» **Problem statement**: Give the number of lines in the data that contain "indica", and nothing more.

Dataset records:

────────────────────────────────────────

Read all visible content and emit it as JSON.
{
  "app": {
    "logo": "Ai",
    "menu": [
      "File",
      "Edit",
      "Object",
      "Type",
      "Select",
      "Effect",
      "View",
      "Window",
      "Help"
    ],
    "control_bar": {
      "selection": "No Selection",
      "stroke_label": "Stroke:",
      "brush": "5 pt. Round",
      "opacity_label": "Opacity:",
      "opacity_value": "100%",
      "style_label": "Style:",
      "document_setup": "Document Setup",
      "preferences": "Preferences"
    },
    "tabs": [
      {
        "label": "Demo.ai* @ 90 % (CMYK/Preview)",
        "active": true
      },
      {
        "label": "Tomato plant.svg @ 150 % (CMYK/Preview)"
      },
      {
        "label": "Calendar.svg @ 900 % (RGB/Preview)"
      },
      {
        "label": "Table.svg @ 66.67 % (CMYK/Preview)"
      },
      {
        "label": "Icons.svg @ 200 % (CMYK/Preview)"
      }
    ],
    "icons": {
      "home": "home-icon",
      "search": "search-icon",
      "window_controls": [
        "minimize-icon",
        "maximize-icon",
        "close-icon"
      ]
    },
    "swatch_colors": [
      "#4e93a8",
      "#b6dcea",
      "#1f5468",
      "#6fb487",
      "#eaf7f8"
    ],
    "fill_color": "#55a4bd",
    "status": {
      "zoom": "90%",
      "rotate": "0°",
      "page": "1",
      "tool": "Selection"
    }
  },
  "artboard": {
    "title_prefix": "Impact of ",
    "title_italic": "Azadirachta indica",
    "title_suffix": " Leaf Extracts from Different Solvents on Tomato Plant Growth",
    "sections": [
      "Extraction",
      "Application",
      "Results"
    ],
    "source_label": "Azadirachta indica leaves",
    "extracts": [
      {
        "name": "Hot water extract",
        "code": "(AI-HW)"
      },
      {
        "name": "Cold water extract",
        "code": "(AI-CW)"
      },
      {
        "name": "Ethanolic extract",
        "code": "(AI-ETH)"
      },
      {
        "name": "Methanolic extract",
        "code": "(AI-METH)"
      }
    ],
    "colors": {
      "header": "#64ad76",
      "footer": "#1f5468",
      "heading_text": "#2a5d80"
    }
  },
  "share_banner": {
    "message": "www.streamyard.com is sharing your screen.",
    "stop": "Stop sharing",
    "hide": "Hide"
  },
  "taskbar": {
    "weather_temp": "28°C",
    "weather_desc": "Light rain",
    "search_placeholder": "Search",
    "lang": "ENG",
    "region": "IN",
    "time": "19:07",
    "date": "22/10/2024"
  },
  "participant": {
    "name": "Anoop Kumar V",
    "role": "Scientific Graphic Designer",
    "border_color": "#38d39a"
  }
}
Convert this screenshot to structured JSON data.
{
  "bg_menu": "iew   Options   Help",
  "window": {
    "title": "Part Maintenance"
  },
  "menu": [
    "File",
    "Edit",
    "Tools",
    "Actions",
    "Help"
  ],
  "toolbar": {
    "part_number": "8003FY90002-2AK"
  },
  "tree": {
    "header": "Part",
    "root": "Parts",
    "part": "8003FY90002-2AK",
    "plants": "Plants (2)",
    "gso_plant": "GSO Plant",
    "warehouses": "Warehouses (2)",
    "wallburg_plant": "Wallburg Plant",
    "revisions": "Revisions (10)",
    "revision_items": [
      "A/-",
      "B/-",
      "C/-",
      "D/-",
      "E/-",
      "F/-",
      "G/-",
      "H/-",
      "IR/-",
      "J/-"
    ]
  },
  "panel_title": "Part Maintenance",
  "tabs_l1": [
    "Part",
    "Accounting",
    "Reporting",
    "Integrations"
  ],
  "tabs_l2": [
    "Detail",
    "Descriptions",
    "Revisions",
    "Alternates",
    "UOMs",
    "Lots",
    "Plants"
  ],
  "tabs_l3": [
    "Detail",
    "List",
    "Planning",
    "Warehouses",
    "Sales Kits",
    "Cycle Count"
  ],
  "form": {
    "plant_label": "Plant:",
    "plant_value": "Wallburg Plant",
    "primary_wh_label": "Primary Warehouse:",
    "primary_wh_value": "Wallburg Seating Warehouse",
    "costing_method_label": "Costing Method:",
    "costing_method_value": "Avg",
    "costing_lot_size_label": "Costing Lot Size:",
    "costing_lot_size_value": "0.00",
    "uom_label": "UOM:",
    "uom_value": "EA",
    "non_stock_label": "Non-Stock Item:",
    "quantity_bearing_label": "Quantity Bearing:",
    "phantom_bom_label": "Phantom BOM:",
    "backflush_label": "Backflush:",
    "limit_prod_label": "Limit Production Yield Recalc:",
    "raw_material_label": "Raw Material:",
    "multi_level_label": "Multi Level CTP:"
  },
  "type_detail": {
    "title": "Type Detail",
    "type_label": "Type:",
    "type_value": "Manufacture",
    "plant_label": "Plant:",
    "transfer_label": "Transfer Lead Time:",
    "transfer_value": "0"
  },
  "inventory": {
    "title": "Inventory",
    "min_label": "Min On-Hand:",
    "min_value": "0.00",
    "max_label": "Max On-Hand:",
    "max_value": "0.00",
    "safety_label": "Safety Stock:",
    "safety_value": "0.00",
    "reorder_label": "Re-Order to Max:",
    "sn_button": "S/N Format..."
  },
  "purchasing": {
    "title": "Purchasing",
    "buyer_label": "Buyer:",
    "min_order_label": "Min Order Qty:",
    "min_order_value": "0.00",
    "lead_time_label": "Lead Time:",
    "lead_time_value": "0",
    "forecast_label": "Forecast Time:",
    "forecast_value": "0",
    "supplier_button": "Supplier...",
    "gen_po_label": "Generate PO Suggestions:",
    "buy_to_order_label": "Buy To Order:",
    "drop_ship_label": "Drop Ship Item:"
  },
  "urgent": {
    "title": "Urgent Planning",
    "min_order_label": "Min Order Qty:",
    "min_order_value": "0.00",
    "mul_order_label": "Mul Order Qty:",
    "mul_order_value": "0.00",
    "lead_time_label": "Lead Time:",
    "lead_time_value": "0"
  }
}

────────────────────────────────────────

» **Problem solution**: 2